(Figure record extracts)
○ ○ ○ ○ ○ ○ ○
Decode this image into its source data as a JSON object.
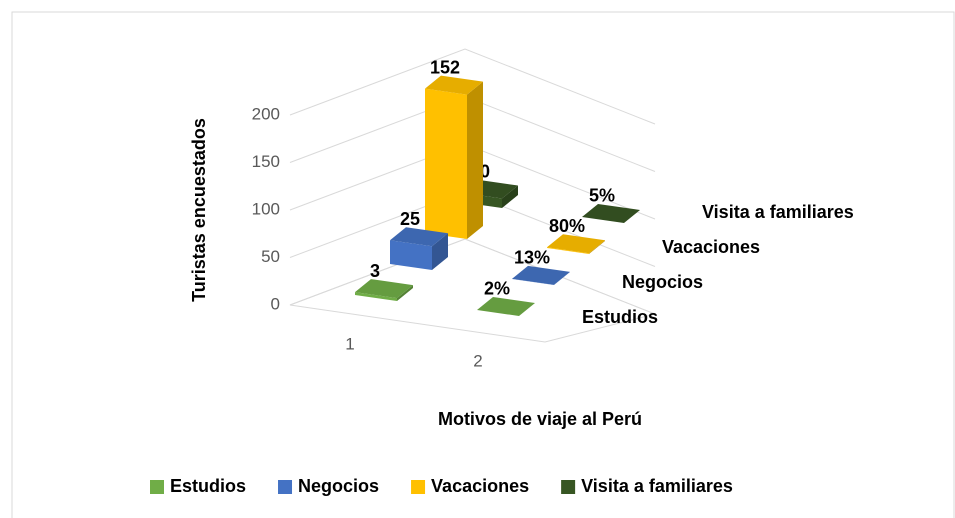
{
  "chart_data": {
    "type": "bar3d",
    "categories": [
      "1",
      "2"
    ],
    "series": [
      {
        "name": "Estudios",
        "color": "#70ad47",
        "values": [
          3,
          0.02
        ],
        "value_labels": [
          null,
          "2%"
        ]
      },
      {
        "name": "Negocios",
        "color": "#4472c4",
        "values": [
          25,
          0.13
        ],
        "value_labels": [
          null,
          "13%"
        ]
      },
      {
        "name": "Vacaciones",
        "color": "#ffc000",
        "values": [
          152,
          0.8
        ],
        "value_labels": [
          null,
          "80%"
        ]
      },
      {
        "name": "Visita a familiares",
        "color": "#375623",
        "values": [
          10,
          0.05
        ],
        "value_labels": [
          null,
          "5%"
        ]
      }
    ],
    "ylim": [
      0,
      200
    ],
    "yticks": [
      0,
      50,
      100,
      150,
      200
    ],
    "grid": true,
    "ylabel": "Turistas encuestados",
    "xlabel": "Motivos de viaje al Perú",
    "legend": "bottom"
  }
}
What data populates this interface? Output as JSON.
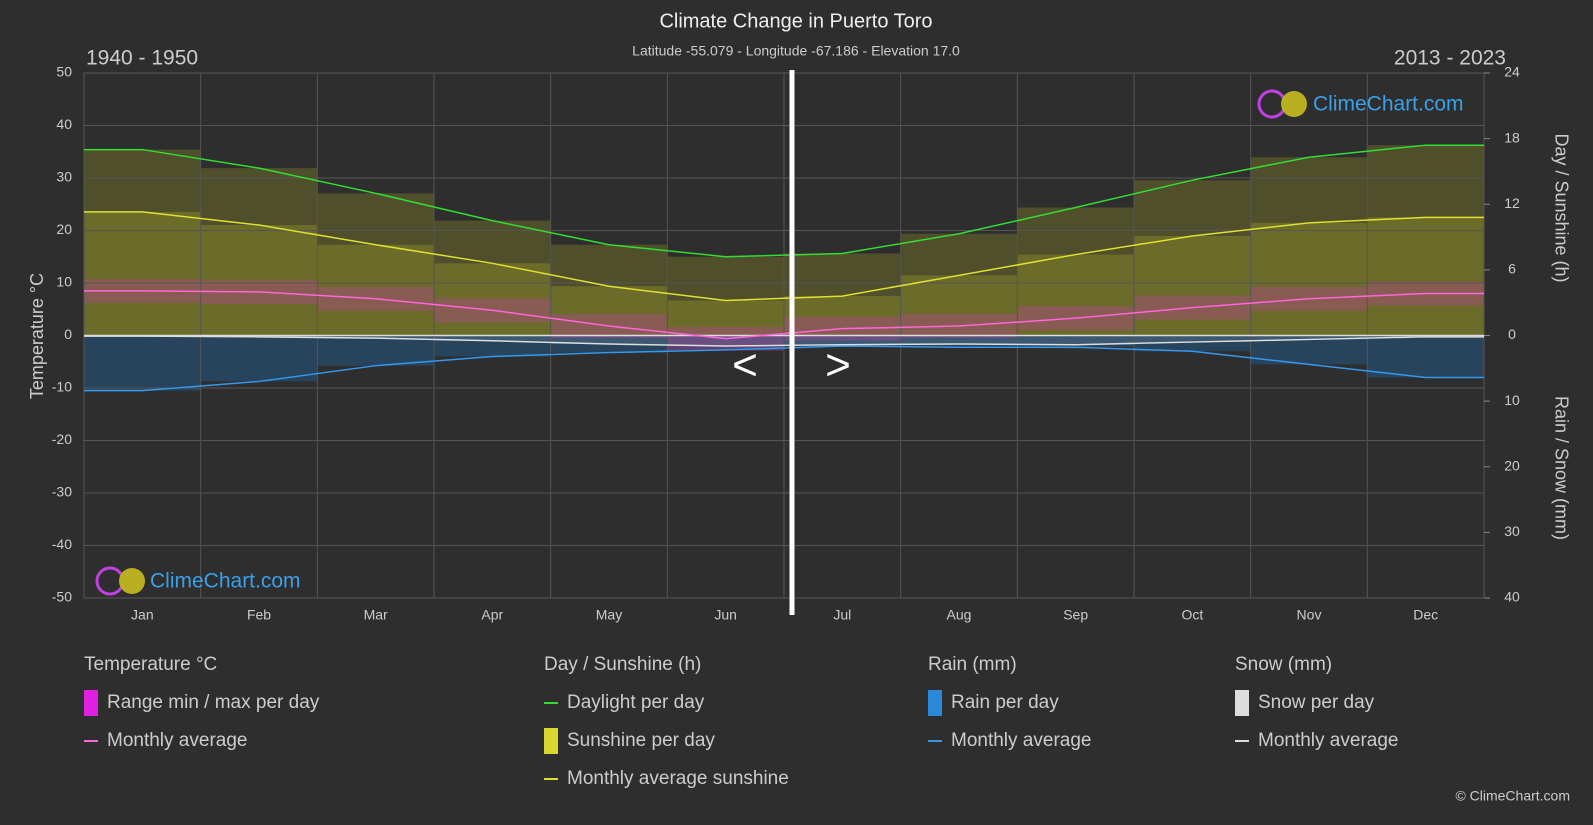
○ ○ ○ ○ ○ ○ ○
* [What the task requires] Using the entries above, return each line in which the word "color" occurs.

* [Finished task]
        "color": "#70ad47",
        "color": "#4472c4",
        "color": "#ffc000",
        "color": "#375623",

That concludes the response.